• The task: Copy out every record below with complete accuracy.
>> start Input for this task
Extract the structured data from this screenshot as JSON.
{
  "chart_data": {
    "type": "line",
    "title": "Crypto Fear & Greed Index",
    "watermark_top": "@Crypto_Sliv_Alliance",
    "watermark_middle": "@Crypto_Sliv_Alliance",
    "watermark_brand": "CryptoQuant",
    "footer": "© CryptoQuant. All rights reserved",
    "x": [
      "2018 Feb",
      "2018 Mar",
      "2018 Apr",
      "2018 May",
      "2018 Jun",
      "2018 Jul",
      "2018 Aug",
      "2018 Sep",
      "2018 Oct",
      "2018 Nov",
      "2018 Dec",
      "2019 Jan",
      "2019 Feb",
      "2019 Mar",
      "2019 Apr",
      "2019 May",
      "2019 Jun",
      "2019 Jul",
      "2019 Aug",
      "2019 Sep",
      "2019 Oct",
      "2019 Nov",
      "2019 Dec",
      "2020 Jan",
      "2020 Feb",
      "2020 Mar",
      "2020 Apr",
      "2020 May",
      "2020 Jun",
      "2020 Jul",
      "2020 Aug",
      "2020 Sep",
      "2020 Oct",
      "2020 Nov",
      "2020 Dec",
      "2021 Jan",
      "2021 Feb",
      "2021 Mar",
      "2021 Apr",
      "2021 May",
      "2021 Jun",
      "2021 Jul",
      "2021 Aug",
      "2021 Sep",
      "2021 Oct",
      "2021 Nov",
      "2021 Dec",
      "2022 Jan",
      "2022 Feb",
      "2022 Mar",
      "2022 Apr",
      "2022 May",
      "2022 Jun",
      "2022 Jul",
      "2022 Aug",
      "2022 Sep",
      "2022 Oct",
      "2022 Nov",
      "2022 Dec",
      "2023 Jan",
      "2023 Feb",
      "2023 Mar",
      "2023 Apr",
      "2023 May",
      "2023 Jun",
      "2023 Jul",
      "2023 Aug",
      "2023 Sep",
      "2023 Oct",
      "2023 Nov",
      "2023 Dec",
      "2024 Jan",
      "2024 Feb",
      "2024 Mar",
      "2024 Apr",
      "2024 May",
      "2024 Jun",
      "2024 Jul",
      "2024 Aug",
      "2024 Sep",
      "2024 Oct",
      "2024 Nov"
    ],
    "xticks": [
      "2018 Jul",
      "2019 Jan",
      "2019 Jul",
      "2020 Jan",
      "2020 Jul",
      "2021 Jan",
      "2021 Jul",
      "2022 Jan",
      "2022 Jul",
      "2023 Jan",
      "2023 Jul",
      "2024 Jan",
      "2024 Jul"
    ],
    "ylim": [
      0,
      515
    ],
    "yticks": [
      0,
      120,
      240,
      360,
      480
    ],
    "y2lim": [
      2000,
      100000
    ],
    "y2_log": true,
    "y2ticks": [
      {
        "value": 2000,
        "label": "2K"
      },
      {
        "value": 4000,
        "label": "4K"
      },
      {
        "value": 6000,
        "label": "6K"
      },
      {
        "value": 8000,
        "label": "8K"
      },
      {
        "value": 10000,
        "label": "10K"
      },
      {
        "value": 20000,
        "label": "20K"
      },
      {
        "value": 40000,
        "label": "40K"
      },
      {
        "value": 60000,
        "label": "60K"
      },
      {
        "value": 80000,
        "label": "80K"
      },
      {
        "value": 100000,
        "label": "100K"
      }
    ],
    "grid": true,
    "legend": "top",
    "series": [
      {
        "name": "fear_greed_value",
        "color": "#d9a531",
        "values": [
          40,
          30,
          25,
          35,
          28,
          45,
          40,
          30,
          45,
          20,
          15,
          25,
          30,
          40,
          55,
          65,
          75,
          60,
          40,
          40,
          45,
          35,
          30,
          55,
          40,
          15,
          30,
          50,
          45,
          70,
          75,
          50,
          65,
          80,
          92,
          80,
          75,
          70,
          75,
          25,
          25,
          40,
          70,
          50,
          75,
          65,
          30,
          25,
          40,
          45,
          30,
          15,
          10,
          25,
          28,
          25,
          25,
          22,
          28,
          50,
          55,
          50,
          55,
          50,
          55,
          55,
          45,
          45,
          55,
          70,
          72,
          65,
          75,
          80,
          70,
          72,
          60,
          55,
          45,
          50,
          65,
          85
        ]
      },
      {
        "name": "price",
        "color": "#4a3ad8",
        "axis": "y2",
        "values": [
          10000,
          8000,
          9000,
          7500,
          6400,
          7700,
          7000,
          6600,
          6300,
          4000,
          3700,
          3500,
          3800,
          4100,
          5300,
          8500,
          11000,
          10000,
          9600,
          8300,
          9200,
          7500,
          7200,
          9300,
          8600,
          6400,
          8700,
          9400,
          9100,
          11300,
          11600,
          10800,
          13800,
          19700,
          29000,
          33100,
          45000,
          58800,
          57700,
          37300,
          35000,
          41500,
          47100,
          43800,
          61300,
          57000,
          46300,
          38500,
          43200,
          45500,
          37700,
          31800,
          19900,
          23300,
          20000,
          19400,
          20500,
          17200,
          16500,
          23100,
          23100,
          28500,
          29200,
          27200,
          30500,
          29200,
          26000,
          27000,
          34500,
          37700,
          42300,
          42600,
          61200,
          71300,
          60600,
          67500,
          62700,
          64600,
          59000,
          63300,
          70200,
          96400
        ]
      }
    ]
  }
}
>> end Input for this task
• Result of the exercise:
Extract the structured data from this screenshot as JSON.
{
  "chart_data": {
    "type": "line",
    "title": "Crypto Fear & Greed Index",
    "watermark_top": "@Crypto_Sliv_Alliance",
    "watermark_middle": "@Crypto_Sliv_Alliance",
    "watermark_brand": "CryptoQuant",
    "footer": "© CryptoQuant. All rights reserved",
    "x": [
      "2018 Feb",
      "2018 Mar",
      "2018 Apr",
      "2018 May",
      "2018 Jun",
      "2018 Jul",
      "2018 Aug",
      "2018 Sep",
      "2018 Oct",
      "2018 Nov",
      "2018 Dec",
      "2019 Jan",
      "2019 Feb",
      "2019 Mar",
      "2019 Apr",
      "2019 May",
      "2019 Jun",
      "2019 Jul",
      "2019 Aug",
      "2019 Sep",
      "2019 Oct",
      "2019 Nov",
      "2019 Dec",
      "2020 Jan",
      "2020 Feb",
      "2020 Mar",
      "2020 Apr",
      "2020 May",
      "2020 Jun",
      "2020 Jul",
      "2020 Aug",
      "2020 Sep",
      "2020 Oct",
      "2020 Nov",
      "2020 Dec",
      "2021 Jan",
      "2021 Feb",
      "2021 Mar",
      "2021 Apr",
      "2021 May",
      "2021 Jun",
      "2021 Jul",
      "2021 Aug",
      "2021 Sep",
      "2021 Oct",
      "2021 Nov",
      "2021 Dec",
      "2022 Jan",
      "2022 Feb",
      "2022 Mar",
      "2022 Apr",
      "2022 May",
      "2022 Jun",
      "2022 Jul",
      "2022 Aug",
      "2022 Sep",
      "2022 Oct",
      "2022 Nov",
      "2022 Dec",
      "2023 Jan",
      "2023 Feb",
      "2023 Mar",
      "2023 Apr",
      "2023 May",
      "2023 Jun",
      "2023 Jul",
      "2023 Aug",
      "2023 Sep",
      "2023 Oct",
      "2023 Nov",
      "2023 Dec",
      "2024 Jan",
      "2024 Feb",
      "2024 Mar",
      "2024 Apr",
      "2024 May",
      "2024 Jun",
      "2024 Jul",
      "2024 Aug",
      "2024 Sep",
      "2024 Oct",
      "2024 Nov"
    ],
    "xticks": [
      "2018 Jul",
      "2019 Jan",
      "2019 Jul",
      "2020 Jan",
      "2020 Jul",
      "2021 Jan",
      "2021 Jul",
      "2022 Jan",
      "2022 Jul",
      "2023 Jan",
      "2023 Jul",
      "2024 Jan",
      "2024 Jul"
    ],
    "ylim": [
      0,
      515
    ],
    "yticks": [
      0,
      120,
      240,
      360,
      480
    ],
    "y2lim": [
      2000,
      100000
    ],
    "y2_log": true,
    "y2ticks": [
      {
        "value": 2000,
        "label": "2K"
      },
      {
        "value": 4000,
        "label": "4K"
      },
      {
        "value": 6000,
        "label": "6K"
      },
      {
        "value": 8000,
        "label": "8K"
      },
      {
        "value": 10000,
        "label": "10K"
      },
      {
        "value": 20000,
        "label": "20K"
      },
      {
        "value": 40000,
        "label": "40K"
      },
      {
        "value": 60000,
        "label": "60K"
      },
      {
        "value": 80000,
        "label": "80K"
      },
      {
        "value": 100000,
        "label": "100K"
      }
    ],
    "grid": true,
    "legend": "top",
    "series": [
      {
        "name": "fear_greed_value",
        "color": "#d9a531",
        "values": [
          40,
          30,
          25,
          35,
          28,
          45,
          40,
          30,
          45,
          20,
          15,
          25,
          30,
          40,
          55,
          65,
          75,
          60,
          40,
          40,
          45,
          35,
          30,
          55,
          40,
          15,
          30,
          50,
          45,
          70,
          75,
          50,
          65,
          80,
          92,
          80,
          75,
          70,
          75,
          25,
          25,
          40,
          70,
          50,
          75,
          65,
          30,
          25,
          40,
          45,
          30,
          15,
          10,
          25,
          28,
          25,
          25,
          22,
          28,
          50,
          55,
          50,
          55,
          50,
          55,
          55,
          45,
          45,
          55,
          70,
          72,
          65,
          75,
          80,
          70,
          72,
          60,
          55,
          45,
          50,
          65,
          85
        ]
      },
      {
        "name": "price",
        "color": "#4a3ad8",
        "axis": "y2",
        "values": [
          10000,
          8000,
          9000,
          7500,
          6400,
          7700,
          7000,
          6600,
          6300,
          4000,
          3700,
          3500,
          3800,
          4100,
          5300,
          8500,
          11000,
          10000,
          9600,
          8300,
          9200,
          7500,
          7200,
          9300,
          8600,
          6400,
          8700,
          9400,
          9100,
          11300,
          11600,
          10800,
          13800,
          19700,
          29000,
          33100,
          45000,
          58800,
          57700,
          37300,
          35000,
          41500,
          47100,
          43800,
          61300,
          57000,
          46300,
          38500,
          43200,
          45500,
          37700,
          31800,
          19900,
          23300,
          20000,
          19400,
          20500,
          17200,
          16500,
          23100,
          23100,
          28500,
          29200,
          27200,
          30500,
          29200,
          26000,
          27000,
          34500,
          37700,
          42300,
          42600,
          61200,
          71300,
          60600,
          67500,
          62700,
          64600,
          59000,
          63300,
          70200,
          96400
        ]
      }
    ]
  }
}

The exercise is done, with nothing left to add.